## What you have to do
Write out every entry word for word.

begin Stored data

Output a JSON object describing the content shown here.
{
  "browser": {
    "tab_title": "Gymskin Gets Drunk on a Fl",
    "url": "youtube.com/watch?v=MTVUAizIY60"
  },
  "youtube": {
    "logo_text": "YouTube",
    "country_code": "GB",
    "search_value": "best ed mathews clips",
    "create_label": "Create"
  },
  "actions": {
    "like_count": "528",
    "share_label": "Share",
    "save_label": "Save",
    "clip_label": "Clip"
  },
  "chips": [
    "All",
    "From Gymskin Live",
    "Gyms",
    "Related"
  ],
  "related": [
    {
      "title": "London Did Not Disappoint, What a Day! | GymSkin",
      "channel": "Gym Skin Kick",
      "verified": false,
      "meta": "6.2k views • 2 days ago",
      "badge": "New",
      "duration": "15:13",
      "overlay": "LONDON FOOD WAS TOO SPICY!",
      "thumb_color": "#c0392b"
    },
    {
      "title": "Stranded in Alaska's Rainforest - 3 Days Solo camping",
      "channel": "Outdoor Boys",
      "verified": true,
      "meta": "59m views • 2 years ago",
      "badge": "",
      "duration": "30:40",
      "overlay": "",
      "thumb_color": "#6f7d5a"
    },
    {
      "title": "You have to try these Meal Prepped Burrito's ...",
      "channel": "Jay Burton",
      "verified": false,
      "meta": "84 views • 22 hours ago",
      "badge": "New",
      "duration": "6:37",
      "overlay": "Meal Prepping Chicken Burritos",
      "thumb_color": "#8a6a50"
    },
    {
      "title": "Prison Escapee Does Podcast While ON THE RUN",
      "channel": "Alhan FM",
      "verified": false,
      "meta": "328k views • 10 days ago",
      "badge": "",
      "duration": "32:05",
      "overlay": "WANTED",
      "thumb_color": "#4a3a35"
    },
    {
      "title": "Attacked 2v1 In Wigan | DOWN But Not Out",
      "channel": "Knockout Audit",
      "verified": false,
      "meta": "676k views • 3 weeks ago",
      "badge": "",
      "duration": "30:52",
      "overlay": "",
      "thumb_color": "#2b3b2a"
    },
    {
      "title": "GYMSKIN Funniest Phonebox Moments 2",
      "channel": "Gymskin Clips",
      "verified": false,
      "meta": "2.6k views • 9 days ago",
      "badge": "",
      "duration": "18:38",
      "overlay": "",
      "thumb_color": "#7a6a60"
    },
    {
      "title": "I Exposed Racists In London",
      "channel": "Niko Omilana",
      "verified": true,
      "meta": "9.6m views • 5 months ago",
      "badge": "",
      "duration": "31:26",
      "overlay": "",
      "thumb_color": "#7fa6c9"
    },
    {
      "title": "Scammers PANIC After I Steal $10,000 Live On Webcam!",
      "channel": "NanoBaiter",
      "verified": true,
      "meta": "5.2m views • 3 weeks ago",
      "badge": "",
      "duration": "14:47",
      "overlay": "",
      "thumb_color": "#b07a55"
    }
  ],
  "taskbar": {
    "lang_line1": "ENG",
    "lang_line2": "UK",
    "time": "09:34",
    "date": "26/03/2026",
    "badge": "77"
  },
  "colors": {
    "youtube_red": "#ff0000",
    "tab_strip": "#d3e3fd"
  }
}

end Stored data

## Expected answer
Output a JSON object describing the content shown here.
{
  "browser": {
    "tab_title": "Gymskin Gets Drunk on a Fl",
    "url": "youtube.com/watch?v=MTVUAizIY60"
  },
  "youtube": {
    "logo_text": "YouTube",
    "country_code": "GB",
    "search_value": "best ed mathews clips",
    "create_label": "Create"
  },
  "actions": {
    "like_count": "528",
    "share_label": "Share",
    "save_label": "Save",
    "clip_label": "Clip"
  },
  "chips": [
    "All",
    "From Gymskin Live",
    "Gyms",
    "Related"
  ],
  "related": [
    {
      "title": "London Did Not Disappoint, What a Day! | GymSkin",
      "channel": "Gym Skin Kick",
      "verified": false,
      "meta": "6.2k views • 2 days ago",
      "badge": "New",
      "duration": "15:13",
      "overlay": "LONDON FOOD WAS TOO SPICY!",
      "thumb_color": "#c0392b"
    },
    {
      "title": "Stranded in Alaska's Rainforest - 3 Days Solo camping",
      "channel": "Outdoor Boys",
      "verified": true,
      "meta": "59m views • 2 years ago",
      "badge": "",
      "duration": "30:40",
      "overlay": "",
      "thumb_color": "#6f7d5a"
    },
    {
      "title": "You have to try these Meal Prepped Burrito's ...",
      "channel": "Jay Burton",
      "verified": false,
      "meta": "84 views • 22 hours ago",
      "badge": "New",
      "duration": "6:37",
      "overlay": "Meal Prepping Chicken Burritos",
      "thumb_color": "#8a6a50"
    },
    {
      "title": "Prison Escapee Does Podcast While ON THE RUN",
      "channel": "Alhan FM",
      "verified": false,
      "meta": "328k views • 10 days ago",
      "badge": "",
      "duration": "32:05",
      "overlay": "WANTED",
      "thumb_color": "#4a3a35"
    },
    {
      "title": "Attacked 2v1 In Wigan | DOWN But Not Out",
      "channel": "Knockout Audit",
      "verified": false,
      "meta": "676k views • 3 weeks ago",
      "badge": "",
      "duration": "30:52",
      "overlay": "",
      "thumb_color": "#2b3b2a"
    },
    {
      "title": "GYMSKIN Funniest Phonebox Moments 2",
      "channel": "Gymskin Clips",
      "verified": false,
      "meta": "2.6k views • 9 days ago",
      "badge": "",
      "duration": "18:38",
      "overlay": "",
      "thumb_color": "#7a6a60"
    },
    {
      "title": "I Exposed Racists In London",
      "channel": "Niko Omilana",
      "verified": true,
      "meta": "9.6m views • 5 months ago",
      "badge": "",
      "duration": "31:26",
      "overlay": "",
      "thumb_color": "#7fa6c9"
    },
    {
      "title": "Scammers PANIC After I Steal $10,000 Live On Webcam!",
      "channel": "NanoBaiter",
      "verified": true,
      "meta": "5.2m views • 3 weeks ago",
      "badge": "",
      "duration": "14:47",
      "overlay": "",
      "thumb_color": "#b07a55"
    }
  ],
  "taskbar": {
    "lang_line1": "ENG",
    "lang_line2": "UK",
    "time": "09:34",
    "date": "26/03/2026",
    "badge": "77"
  },
  "colors": {
    "youtube_red": "#ff0000",
    "tab_strip": "#d3e3fd"
  }
}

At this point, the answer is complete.